Set problem » In the entries, find all lines that hold the word "microsoft" and copy them.

:: Records for the exercise ::

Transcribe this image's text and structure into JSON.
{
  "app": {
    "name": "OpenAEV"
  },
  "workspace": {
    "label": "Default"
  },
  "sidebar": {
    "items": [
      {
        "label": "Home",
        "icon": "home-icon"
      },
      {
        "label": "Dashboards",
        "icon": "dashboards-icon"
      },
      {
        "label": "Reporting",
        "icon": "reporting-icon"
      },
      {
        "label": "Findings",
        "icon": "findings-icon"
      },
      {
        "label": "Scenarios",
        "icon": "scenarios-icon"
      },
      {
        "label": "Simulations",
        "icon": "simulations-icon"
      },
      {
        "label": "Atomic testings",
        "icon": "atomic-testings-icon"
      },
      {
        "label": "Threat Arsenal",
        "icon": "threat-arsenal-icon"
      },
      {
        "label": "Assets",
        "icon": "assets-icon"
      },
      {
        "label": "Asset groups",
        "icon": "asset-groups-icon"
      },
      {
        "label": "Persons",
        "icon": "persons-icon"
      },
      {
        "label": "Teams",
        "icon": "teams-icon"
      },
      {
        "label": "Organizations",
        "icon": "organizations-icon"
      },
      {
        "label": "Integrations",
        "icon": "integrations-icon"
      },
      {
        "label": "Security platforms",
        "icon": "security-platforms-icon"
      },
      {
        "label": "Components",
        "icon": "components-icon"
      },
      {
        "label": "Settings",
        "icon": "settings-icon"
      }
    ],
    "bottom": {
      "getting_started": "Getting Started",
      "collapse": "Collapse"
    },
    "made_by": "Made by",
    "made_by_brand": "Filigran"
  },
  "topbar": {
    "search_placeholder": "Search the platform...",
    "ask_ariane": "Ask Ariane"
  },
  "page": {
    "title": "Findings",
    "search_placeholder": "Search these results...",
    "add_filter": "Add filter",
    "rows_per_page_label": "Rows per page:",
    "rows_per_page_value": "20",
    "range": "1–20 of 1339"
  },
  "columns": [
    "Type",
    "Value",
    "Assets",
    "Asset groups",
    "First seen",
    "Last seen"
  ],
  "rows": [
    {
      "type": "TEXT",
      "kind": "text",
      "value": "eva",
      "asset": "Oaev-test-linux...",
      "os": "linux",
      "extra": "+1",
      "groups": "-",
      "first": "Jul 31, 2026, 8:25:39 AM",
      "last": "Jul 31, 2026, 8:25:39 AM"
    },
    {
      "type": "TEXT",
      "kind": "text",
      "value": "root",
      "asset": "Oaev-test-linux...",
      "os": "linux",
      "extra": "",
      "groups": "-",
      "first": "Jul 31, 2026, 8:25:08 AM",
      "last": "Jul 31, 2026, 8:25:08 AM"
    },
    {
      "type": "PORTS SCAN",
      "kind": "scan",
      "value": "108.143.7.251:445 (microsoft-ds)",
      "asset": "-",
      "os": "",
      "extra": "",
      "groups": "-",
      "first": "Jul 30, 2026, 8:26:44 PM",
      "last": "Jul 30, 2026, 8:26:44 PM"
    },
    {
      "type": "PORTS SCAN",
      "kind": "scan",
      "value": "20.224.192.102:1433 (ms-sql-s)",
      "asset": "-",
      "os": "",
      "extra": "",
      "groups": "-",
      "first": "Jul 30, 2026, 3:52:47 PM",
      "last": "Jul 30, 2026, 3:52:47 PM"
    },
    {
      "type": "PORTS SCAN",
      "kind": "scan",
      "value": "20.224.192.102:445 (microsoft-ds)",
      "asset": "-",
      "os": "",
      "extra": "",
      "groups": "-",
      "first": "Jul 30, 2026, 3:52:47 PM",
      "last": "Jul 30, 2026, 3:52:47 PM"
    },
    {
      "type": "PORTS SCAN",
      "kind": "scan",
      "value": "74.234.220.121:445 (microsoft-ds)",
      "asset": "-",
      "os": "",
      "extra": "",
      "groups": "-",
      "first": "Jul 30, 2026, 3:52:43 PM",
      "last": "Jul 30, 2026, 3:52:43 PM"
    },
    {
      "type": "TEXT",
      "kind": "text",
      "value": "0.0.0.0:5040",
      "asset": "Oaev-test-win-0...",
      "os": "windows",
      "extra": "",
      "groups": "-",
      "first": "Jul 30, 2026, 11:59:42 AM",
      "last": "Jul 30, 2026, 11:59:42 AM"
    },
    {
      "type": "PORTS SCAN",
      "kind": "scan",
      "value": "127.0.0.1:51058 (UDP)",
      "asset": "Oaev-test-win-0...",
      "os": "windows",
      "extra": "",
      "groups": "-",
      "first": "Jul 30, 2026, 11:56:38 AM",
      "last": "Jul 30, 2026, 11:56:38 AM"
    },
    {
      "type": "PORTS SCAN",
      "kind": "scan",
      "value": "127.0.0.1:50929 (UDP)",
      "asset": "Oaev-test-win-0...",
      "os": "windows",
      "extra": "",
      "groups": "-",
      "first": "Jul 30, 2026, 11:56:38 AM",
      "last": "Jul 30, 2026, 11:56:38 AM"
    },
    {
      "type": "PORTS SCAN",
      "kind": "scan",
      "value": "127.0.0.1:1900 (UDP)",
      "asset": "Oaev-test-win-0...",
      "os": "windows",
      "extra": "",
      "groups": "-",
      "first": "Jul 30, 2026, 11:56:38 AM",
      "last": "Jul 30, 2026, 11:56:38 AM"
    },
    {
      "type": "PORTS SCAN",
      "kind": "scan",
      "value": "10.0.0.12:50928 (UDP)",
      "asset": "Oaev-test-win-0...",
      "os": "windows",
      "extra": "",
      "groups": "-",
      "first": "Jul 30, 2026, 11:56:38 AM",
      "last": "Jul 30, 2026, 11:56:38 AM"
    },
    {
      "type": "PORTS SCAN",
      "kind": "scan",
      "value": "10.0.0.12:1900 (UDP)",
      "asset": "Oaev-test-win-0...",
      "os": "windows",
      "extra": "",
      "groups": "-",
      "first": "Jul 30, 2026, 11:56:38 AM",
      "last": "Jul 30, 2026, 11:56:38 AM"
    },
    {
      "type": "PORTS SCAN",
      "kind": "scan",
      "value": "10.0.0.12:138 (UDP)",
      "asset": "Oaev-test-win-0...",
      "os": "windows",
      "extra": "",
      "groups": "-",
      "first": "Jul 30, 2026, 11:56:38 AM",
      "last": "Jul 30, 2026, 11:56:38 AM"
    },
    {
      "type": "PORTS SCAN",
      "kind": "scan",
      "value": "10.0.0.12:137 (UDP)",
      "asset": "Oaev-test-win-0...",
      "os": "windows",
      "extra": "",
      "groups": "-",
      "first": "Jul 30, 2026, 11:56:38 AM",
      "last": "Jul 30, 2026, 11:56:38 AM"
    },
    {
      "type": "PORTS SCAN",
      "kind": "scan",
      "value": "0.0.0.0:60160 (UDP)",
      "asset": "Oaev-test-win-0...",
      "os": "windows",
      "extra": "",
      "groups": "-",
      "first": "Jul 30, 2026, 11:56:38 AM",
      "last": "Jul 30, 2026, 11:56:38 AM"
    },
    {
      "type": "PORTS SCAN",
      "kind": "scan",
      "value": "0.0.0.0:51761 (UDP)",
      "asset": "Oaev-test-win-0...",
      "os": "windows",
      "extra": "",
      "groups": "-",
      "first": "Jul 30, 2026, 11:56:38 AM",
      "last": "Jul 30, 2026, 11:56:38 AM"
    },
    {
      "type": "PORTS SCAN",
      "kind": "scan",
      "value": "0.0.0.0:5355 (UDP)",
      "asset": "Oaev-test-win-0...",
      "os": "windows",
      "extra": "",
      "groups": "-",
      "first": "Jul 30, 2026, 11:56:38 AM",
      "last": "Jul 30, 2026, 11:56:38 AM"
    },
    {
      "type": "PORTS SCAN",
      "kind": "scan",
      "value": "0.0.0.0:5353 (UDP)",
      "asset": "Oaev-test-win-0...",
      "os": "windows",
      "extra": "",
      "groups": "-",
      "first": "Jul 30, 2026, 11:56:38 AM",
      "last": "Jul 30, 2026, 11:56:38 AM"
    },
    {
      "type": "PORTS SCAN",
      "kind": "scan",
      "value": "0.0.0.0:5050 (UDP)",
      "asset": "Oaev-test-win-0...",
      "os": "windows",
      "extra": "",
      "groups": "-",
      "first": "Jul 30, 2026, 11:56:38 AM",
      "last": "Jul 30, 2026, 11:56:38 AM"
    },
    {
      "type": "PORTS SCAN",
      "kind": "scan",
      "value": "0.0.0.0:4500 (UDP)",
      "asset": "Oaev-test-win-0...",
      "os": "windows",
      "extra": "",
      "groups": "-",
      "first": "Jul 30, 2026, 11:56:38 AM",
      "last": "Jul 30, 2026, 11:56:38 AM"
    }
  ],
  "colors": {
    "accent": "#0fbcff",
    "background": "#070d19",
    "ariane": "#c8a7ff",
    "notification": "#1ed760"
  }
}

:::

Finished answer »
      "value": "108.143.7.251:445 (microsoft-ds)",
      "value": "20.224.192.102:445 (microsoft-ds)",
      "value": "74.234.220.121:445 (microsoft-ds)",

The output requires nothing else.